• What to do: Reproduce verbatim every line from the one that includes "Enumerate this screenshot's" to the closing line of the entries; omit everything before it.

┄┄┄┄┄┄┄┄┄┄

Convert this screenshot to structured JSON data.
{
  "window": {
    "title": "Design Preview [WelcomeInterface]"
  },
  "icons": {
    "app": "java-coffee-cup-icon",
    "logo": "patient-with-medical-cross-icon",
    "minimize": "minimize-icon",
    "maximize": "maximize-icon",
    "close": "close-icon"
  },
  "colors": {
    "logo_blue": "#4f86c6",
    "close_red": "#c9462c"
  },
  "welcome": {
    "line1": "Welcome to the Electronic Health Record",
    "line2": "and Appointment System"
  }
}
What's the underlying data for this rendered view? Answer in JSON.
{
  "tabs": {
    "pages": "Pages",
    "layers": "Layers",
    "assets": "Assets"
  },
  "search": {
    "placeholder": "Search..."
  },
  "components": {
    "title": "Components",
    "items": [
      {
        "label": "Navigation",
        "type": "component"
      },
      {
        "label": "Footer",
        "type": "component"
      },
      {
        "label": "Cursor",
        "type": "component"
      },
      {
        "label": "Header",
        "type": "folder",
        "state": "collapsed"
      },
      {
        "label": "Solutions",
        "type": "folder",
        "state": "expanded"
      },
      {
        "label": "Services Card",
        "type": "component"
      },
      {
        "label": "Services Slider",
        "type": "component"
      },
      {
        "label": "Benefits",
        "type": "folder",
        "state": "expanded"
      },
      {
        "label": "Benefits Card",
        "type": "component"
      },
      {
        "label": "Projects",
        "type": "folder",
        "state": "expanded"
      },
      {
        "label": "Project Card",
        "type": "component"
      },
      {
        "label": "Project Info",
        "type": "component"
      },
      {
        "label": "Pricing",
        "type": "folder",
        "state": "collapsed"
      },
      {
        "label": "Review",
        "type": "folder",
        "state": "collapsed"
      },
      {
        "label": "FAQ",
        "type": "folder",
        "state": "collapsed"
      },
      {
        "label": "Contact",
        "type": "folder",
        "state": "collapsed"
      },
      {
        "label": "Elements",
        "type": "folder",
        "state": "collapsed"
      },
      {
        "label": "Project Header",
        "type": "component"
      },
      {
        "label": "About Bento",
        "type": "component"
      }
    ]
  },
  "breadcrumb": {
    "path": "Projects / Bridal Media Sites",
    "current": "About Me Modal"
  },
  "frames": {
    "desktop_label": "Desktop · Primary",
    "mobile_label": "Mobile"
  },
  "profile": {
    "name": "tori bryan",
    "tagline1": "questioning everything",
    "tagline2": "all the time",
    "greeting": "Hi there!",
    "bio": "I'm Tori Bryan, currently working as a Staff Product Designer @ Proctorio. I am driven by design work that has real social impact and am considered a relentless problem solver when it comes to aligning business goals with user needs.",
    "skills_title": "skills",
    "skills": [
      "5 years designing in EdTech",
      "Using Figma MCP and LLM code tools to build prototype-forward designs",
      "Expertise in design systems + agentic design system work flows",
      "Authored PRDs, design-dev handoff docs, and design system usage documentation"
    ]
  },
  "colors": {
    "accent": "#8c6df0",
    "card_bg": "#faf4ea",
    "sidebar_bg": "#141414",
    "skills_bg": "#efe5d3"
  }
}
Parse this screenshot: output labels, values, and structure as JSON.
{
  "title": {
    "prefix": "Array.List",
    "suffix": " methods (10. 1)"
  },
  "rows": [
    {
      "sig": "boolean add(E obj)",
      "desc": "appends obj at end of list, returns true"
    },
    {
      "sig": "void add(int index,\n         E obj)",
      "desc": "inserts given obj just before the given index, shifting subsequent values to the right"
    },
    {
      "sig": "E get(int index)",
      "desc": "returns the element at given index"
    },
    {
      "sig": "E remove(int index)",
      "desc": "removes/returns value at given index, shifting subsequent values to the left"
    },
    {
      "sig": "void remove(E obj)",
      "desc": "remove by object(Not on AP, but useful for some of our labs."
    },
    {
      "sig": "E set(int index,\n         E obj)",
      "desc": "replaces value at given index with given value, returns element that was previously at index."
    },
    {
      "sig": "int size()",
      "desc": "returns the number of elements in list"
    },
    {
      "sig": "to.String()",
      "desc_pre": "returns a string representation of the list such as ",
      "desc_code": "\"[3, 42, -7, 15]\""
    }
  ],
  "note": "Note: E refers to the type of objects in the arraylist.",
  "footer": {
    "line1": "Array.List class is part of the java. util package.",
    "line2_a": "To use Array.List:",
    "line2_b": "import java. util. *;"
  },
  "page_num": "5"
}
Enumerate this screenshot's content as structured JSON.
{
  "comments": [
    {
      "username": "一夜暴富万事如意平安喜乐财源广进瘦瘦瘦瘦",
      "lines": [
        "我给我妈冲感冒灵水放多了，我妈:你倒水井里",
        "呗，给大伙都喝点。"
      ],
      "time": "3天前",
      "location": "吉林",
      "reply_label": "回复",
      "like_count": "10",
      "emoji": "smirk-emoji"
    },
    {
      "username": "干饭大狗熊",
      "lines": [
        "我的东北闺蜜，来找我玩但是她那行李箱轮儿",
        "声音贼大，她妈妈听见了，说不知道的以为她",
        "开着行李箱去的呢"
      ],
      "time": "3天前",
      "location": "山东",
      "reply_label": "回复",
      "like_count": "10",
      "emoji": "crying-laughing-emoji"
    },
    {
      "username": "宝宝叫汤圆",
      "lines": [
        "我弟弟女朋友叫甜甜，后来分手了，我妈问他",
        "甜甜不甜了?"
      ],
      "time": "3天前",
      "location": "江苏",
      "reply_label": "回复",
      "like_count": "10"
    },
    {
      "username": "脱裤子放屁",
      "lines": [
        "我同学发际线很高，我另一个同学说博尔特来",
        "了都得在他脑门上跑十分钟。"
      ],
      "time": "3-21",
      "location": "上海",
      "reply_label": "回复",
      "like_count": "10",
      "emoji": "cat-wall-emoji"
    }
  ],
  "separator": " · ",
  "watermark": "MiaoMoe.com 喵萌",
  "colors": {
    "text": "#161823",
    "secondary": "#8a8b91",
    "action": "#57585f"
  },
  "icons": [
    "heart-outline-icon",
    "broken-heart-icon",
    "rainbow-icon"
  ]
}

┄┄┄┄┄┄┄┄┄┄

• Correct output:
Enumerate this screenshot's content as structured JSON.
{
  "comments": [
    {
      "username": "一夜暴富万事如意平安喜乐财源广进瘦瘦瘦瘦",
      "lines": [
        "我给我妈冲感冒灵水放多了，我妈:你倒水井里",
        "呗，给大伙都喝点。"
      ],
      "time": "3天前",
      "location": "吉林",
      "reply_label": "回复",
      "like_count": "10",
      "emoji": "smirk-emoji"
    },
    {
      "username": "干饭大狗熊",
      "lines": [
        "我的东北闺蜜，来找我玩但是她那行李箱轮儿",
        "声音贼大，她妈妈听见了，说不知道的以为她",
        "开着行李箱去的呢"
      ],
      "time": "3天前",
      "location": "山东",
      "reply_label": "回复",
      "like_count": "10",
      "emoji": "crying-laughing-emoji"
    },
    {
      "username": "宝宝叫汤圆",
      "lines": [
        "我弟弟女朋友叫甜甜，后来分手了，我妈问他",
        "甜甜不甜了?"
      ],
      "time": "3天前",
      "location": "江苏",
      "reply_label": "回复",
      "like_count": "10"
    },
    {
      "username": "脱裤子放屁",
      "lines": [
        "我同学发际线很高，我另一个同学说博尔特来",
        "了都得在他脑门上跑十分钟。"
      ],
      "time": "3-21",
      "location": "上海",
      "reply_label": "回复",
      "like_count": "10",
      "emoji": "cat-wall-emoji"
    }
  ],
  "separator": " · ",
  "watermark": "MiaoMoe.com 喵萌",
  "colors": {
    "text": "#161823",
    "secondary": "#8a8b91",
    "action": "#57585f"
  },
  "icons": [
    "heart-outline-icon",
    "broken-heart-icon",
    "rainbow-icon"
  ]
}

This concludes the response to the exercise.